= Exercise details =
Tally the lines of the data that include the word "Master" and state the total, nothing else.

= Data extract =

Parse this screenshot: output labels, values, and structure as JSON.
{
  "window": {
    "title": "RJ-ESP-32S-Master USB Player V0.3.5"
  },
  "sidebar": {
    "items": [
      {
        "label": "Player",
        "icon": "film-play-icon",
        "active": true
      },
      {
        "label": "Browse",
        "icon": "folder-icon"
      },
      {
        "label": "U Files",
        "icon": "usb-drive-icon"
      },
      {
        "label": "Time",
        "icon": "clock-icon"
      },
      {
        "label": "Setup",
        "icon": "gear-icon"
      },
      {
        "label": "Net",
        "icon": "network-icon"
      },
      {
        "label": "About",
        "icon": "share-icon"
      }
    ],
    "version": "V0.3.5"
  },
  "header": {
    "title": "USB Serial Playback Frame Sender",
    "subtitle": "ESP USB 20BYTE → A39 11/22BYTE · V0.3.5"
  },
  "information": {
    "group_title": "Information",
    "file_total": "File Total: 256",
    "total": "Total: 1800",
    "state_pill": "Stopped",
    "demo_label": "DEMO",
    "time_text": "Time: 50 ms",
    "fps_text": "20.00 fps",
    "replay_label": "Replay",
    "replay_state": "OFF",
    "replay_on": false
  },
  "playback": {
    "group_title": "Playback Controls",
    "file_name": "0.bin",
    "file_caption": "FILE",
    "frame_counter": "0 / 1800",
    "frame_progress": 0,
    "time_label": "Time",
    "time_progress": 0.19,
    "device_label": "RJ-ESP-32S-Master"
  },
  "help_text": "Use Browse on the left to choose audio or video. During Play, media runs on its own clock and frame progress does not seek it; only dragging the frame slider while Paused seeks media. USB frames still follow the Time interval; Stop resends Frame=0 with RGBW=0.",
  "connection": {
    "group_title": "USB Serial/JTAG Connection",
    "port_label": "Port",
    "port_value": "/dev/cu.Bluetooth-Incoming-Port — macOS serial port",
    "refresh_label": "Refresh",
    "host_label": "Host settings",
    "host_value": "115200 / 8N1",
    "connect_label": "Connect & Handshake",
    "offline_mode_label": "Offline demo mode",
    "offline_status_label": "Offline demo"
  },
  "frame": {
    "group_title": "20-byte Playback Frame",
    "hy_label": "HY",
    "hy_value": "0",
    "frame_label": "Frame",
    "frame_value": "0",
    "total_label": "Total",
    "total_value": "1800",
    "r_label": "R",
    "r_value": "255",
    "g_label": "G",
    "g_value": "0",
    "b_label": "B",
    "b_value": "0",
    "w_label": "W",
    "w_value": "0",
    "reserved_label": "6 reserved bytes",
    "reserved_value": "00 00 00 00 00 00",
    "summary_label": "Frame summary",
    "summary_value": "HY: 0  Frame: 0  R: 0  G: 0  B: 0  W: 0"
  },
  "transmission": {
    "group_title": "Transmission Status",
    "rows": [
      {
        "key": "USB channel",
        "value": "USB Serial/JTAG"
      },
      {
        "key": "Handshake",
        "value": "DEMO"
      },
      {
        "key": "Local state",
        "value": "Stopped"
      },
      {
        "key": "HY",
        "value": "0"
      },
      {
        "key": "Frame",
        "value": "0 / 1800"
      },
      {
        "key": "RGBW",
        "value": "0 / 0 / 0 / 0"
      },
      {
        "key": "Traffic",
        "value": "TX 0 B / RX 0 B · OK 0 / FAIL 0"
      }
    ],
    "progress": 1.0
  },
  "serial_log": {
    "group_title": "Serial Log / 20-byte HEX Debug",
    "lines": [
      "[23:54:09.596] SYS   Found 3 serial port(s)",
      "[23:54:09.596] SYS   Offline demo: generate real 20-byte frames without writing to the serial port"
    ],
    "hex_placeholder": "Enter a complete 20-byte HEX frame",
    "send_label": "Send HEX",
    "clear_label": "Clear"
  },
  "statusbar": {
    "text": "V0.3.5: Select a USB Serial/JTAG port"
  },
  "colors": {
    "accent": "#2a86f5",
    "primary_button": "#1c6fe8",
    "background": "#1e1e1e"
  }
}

==

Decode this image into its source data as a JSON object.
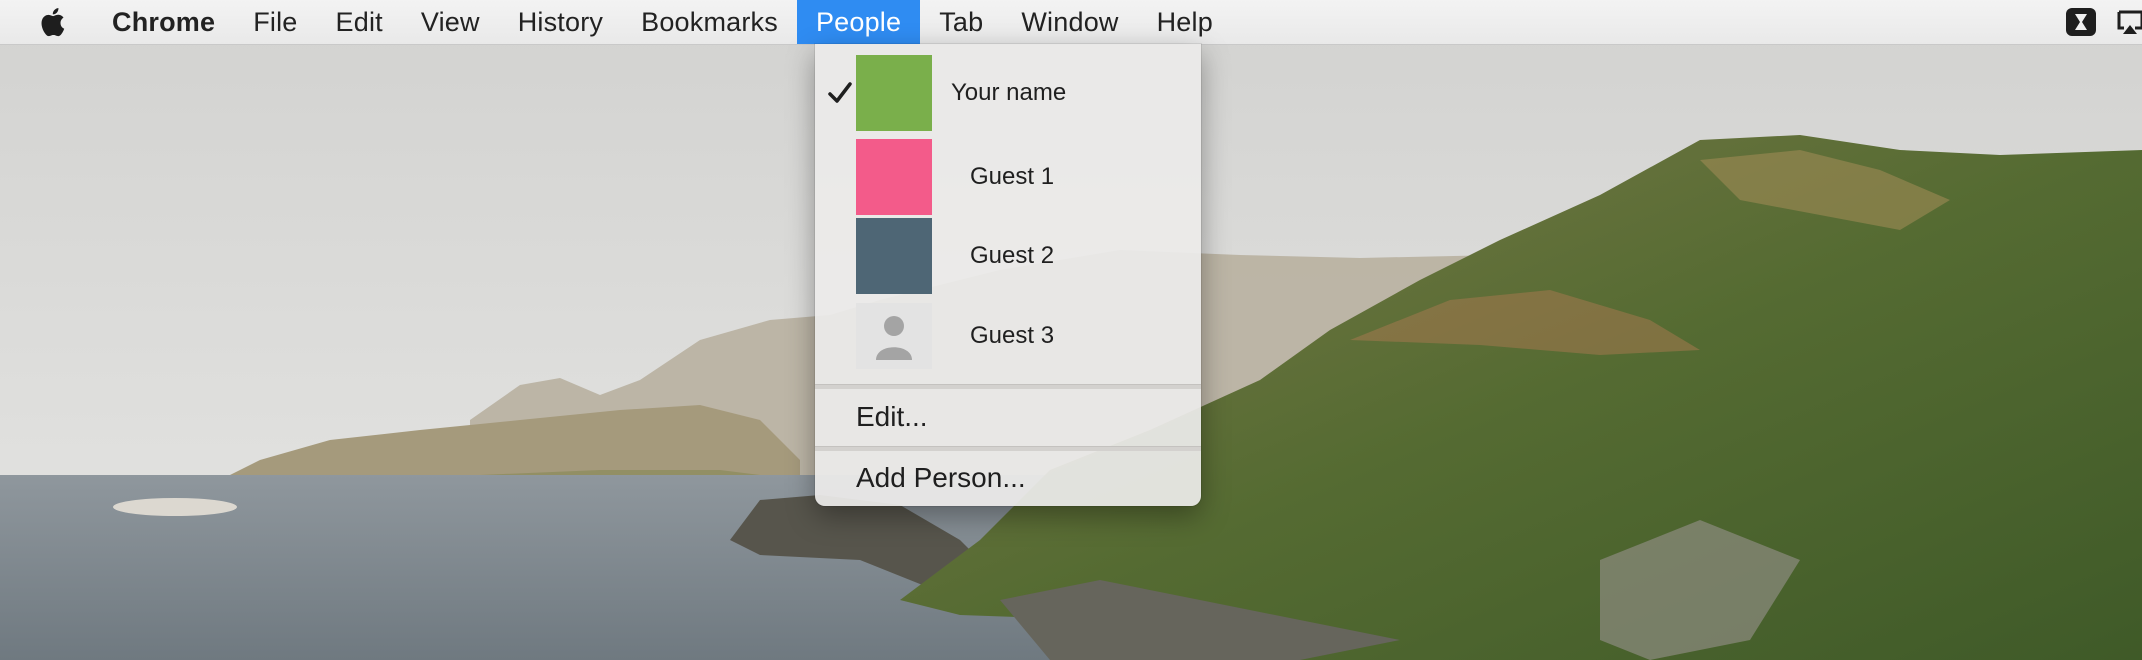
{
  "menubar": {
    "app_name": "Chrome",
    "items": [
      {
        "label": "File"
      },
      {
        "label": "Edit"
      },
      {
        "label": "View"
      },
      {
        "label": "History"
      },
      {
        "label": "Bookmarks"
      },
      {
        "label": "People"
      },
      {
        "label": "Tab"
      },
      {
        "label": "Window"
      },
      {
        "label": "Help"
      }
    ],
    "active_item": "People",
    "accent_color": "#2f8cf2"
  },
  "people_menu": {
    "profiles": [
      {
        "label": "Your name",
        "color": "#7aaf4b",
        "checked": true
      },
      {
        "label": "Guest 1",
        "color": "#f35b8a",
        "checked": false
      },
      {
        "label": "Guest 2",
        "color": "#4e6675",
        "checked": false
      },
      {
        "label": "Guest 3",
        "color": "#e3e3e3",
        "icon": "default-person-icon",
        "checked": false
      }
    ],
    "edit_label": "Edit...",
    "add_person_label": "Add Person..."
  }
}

= Written response =
2